┌──
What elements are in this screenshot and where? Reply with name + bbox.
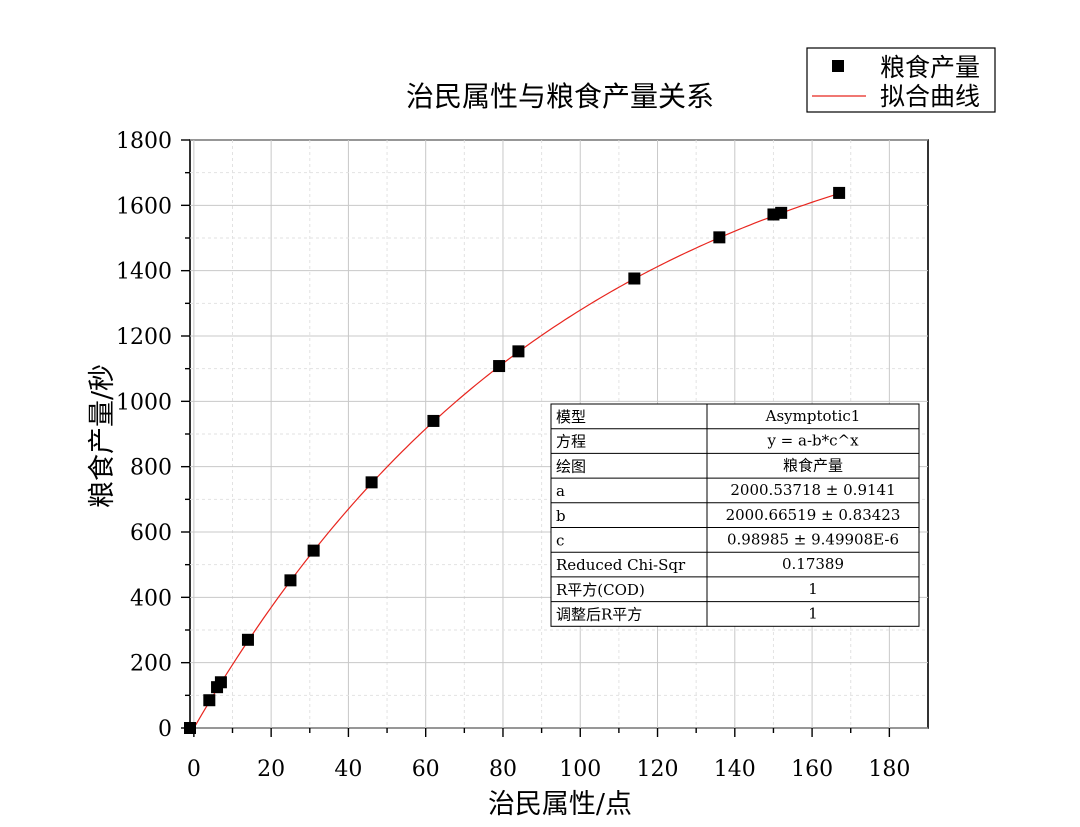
data-point bbox=[493, 360, 506, 373]
legend-marker-square bbox=[832, 60, 844, 72]
table-cell-label: 绘图 bbox=[556, 457, 586, 475]
table-cell-label: 模型 bbox=[556, 408, 586, 426]
table-cell-label: a bbox=[556, 482, 565, 500]
series-layer bbox=[184, 186, 846, 734]
y-tick-label: 400 bbox=[130, 586, 172, 611]
x-tick-label: 120 bbox=[637, 757, 679, 782]
y-tick-label: 1400 bbox=[116, 260, 172, 285]
data-point bbox=[184, 722, 196, 734]
table-cell-value: 1 bbox=[808, 605, 818, 623]
y-tick-label: 1600 bbox=[116, 194, 172, 219]
table-border bbox=[550, 403, 920, 627]
x-tick-label: 100 bbox=[559, 757, 601, 782]
x-tick-label: 20 bbox=[257, 757, 285, 782]
data-point bbox=[775, 206, 788, 219]
data-point bbox=[628, 272, 641, 285]
chart-title: 治民属性与粮食产量关系 bbox=[406, 80, 714, 113]
y-tick-label: 600 bbox=[130, 521, 172, 546]
axis-ticks bbox=[181, 139, 891, 737]
table-cell-label: c bbox=[556, 532, 564, 550]
y-tick-label: 0 bbox=[158, 717, 172, 742]
table-cell-value: y = a-b*c^x bbox=[766, 432, 859, 450]
x-tick-label: 40 bbox=[334, 757, 362, 782]
y-tick-label: 1800 bbox=[116, 129, 172, 154]
table-cell-value: 2000.53718 ± 0.9141 bbox=[730, 481, 895, 499]
data-point bbox=[203, 694, 216, 707]
legend-box bbox=[806, 47, 996, 113]
x-tick-label: 160 bbox=[791, 757, 833, 782]
y-tick-label: 200 bbox=[130, 652, 172, 677]
data-point bbox=[512, 345, 525, 358]
x-tick-label: 140 bbox=[714, 757, 756, 782]
table-cell-label: Reduced Chi-Sqr bbox=[556, 556, 686, 574]
table-cell-value: 0.98985 ± 9.49908E-6 bbox=[727, 531, 899, 549]
table-cell-value: Asymptotic1 bbox=[765, 407, 861, 425]
table-cell-value: 0.17389 bbox=[782, 555, 844, 573]
fit-results-table: 模型 Asymptotic1 方程 y = a-b*c^x 绘图 粮食产量 a 2000.53… bbox=[550, 403, 920, 627]
table-cell-value: 粮食产量 bbox=[783, 456, 843, 474]
data-point bbox=[241, 633, 254, 646]
data-point bbox=[365, 476, 378, 489]
data-point bbox=[307, 544, 320, 557]
data-point bbox=[427, 414, 440, 427]
table-cell-label: R平方(COD) bbox=[556, 581, 645, 599]
table-cell-label: 方程 bbox=[556, 433, 586, 451]
y-tick-label: 1200 bbox=[116, 325, 172, 350]
data-point bbox=[214, 676, 227, 689]
legend-label-fit: 拟合曲线 bbox=[880, 82, 980, 111]
x-tick-label: 180 bbox=[868, 757, 910, 782]
legend-label-data: 粮食产量 bbox=[880, 53, 980, 82]
x-tick-label: 0 bbox=[187, 757, 201, 782]
table-cell-label: 调整后R平方 bbox=[556, 606, 642, 624]
data-point bbox=[833, 186, 846, 199]
y-axis-label: 粮食产量/秒 bbox=[87, 364, 118, 508]
x-tick-labels: 0 20 40 60 80 100 120 140 160 180 bbox=[187, 757, 910, 782]
data-point bbox=[713, 231, 726, 244]
x-axis-label: 治民属性/点 bbox=[488, 789, 632, 820]
x-tick-label: 80 bbox=[489, 757, 517, 782]
x-tick-label: 60 bbox=[412, 757, 440, 782]
y-tick-labels: 0 200 400 600 800 1000 1200 1400 1600 1800 bbox=[116, 129, 172, 742]
table-cell-value: 1 bbox=[808, 580, 818, 598]
table-cell-label: b bbox=[556, 507, 566, 525]
data-point bbox=[284, 574, 297, 587]
y-tick-label: 800 bbox=[130, 456, 172, 481]
y-tick-label: 1000 bbox=[116, 390, 172, 415]
table-cell-value: 2000.66519 ± 0.83423 bbox=[726, 506, 901, 524]
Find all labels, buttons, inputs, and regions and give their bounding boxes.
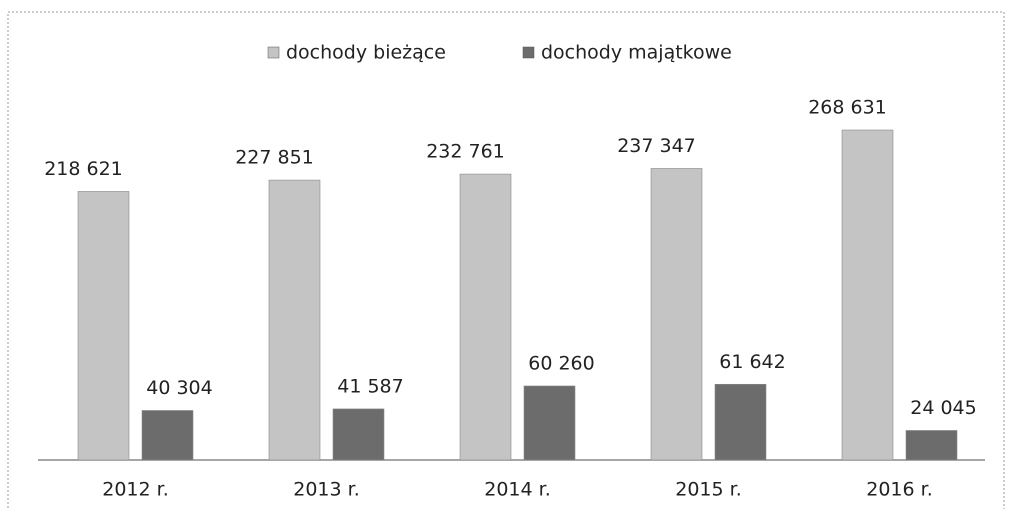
└──
▶ **AIM**:
Render every line of the material above as a Markdown table with the columns Row and Entry, numbering the rows in order and skipping blank lines. Leave out the pictures.

▶ **FINISHED EXERCISE**:
| Row | Entry |
|---|---|
| 1 | What elements are in this screenshot and where? Reply with name + bbox. |
| 2 | data-point bbox=[493, 360, 506, 373] |
| 3 | legend-marker-square bbox=[832, 60, 844, 72] |
| 4 | table-cell-label: 绘图 bbox=[556, 457, 586, 475] |
| 5 | table-cell-label: 模型 bbox=[556, 408, 586, 426] |
| 6 | table-cell-label: a bbox=[556, 482, 565, 500] |
| 7 | series-layer bbox=[184, 186, 846, 734] |
| 8 | y-tick-label: 400 bbox=[130, 586, 172, 611] |
| 9 | x-tick-label: 120 bbox=[637, 757, 679, 782] |
| 10 | y-tick-label: 1400 bbox=[116, 260, 172, 285] |
| 11 | data-point bbox=[184, 722, 196, 734] |
| 12 | table-cell-value: 1 bbox=[808, 605, 818, 623] |
| 13 | y-tick-label: 1600 bbox=[116, 194, 172, 219] |
| 14 | table-border bbox=[550, 403, 920, 627] |
| 15 | x-tick-label: 100 bbox=[559, 757, 601, 782] |
| 16 | x-tick-label: 20 bbox=[257, 757, 285, 782] |
| 17 | data-point bbox=[775, 206, 788, 219] |
| 18 | data-point bbox=[628, 272, 641, 285] |
| 19 | chart-title: 治民属性与粮食产量关系 bbox=[406, 80, 714, 113] |
| 20 | y-tick-label: 600 bbox=[130, 521, 172, 546] |
| 21 | axis-ticks bbox=[181, 139, 891, 737] |
| 22 | table-cell-label: c bbox=[556, 532, 564, 550] |
| 23 | y-tick-label: 0 bbox=[158, 717, 172, 742] |
| 24 | table-cell-value: y = a-b*c^x bbox=[766, 432, 859, 450] |
| 25 | x-tick-label: 40 bbox=[334, 757, 362, 782] |
| 26 | y-tick-label: 1800 bbox=[116, 129, 172, 154] |
| 27 | table-cell-value: 2000.53718 ± 0.9141 bbox=[730, 481, 895, 499] |
| 28 | data-point bbox=[203, 694, 216, 707] |
| 29 | legend-box bbox=[806, 47, 996, 113] |
| 30 | x-tick-label: 160 bbox=[791, 757, 833, 782] |
| 31 | y-tick-label: 200 bbox=[130, 652, 172, 677] |
| 32 | data-point bbox=[512, 345, 525, 358] |
| 33 | x-tick-label: 140 bbox=[714, 757, 756, 782] |
| 34 | table-cell-label: Reduced Chi-Sqr bbox=[556, 556, 686, 574] |
| 35 | table-cell-value: 0.98985 ± 9.49908E-6 bbox=[727, 531, 899, 549] |
| 36 | table-cell-value: Asymptotic1 bbox=[765, 407, 861, 425] |
| 37 | table-cell-value: 0.17389 bbox=[782, 555, 844, 573] |
| 38 | fit-results-table: 模型 Asymptotic1 方程 y = a-b*c^x 绘图 粮食产量 a 2000.53… bbox=[550, 403, 920, 627] |
| 39 | table-cell-value: 粮食产量 bbox=[783, 456, 843, 474] |
| 40 | data-point bbox=[241, 633, 254, 646] |
| 41 | data-point bbox=[365, 476, 378, 489] |
| 42 | data-point bbox=[307, 544, 320, 557] |
| 43 | data-point bbox=[427, 414, 440, 427] |
| 44 | table-cell-label: R平方(COD) bbox=[556, 581, 645, 599] |
| 45 | table-cell-label: 方程 bbox=[556, 433, 586, 451] |
| 46 | y-tick-label: 1200 bbox=[116, 325, 172, 350] |
| 47 | data-point bbox=[214, 676, 227, 689] |
| 48 | legend-label-fit: 拟合曲线 bbox=[880, 82, 980, 111] |
| 49 | x-tick-label: 180 bbox=[868, 757, 910, 782] |
| 50 | legend-label-data: 粮食产量 bbox=[880, 53, 980, 82] |
| 51 | x-tick-label: 0 bbox=[187, 757, 201, 782] |
| 52 | table-cell-label: 调整后R平方 bbox=[556, 606, 642, 624] |
| 53 | data-point bbox=[833, 186, 846, 199] |
| 54 | y-axis-label: 粮食产量/秒 bbox=[87, 364, 118, 508] |
| 55 | x-tick-labels: 0 20 40 60 80 100 120 140 160 180 bbox=[187, 757, 910, 782] |
| 56 | data-point bbox=[713, 231, 726, 244] |
| 57 | x-axis-label: 治民属性/点 bbox=[488, 789, 632, 820] |
| 58 | x-tick-label: 80 bbox=[489, 757, 517, 782] |
| 59 | x-tick-label: 60 bbox=[412, 757, 440, 782] |
| 60 | y-tick-labels: 0 200 400 600 800 1000 1200 1400 1600 1800 bbox=[116, 129, 172, 742] |
| 61 | table-cell-value: 1 bbox=[808, 580, 818, 598] |
| 62 | table-cell-label: b bbox=[556, 507, 566, 525] |
| 63 | data-point bbox=[284, 574, 297, 587] |
| 64 | y-tick-label: 800 bbox=[130, 456, 172, 481] |
| 65 | y-tick-label: 1000 bbox=[116, 390, 172, 415] |
| 66 | table-cell-value: 2000.66519 ± 0.83423 bbox=[726, 506, 901, 524] |
| 67 | Find all labels, buttons, inputs, and regions and give their bounding boxes. |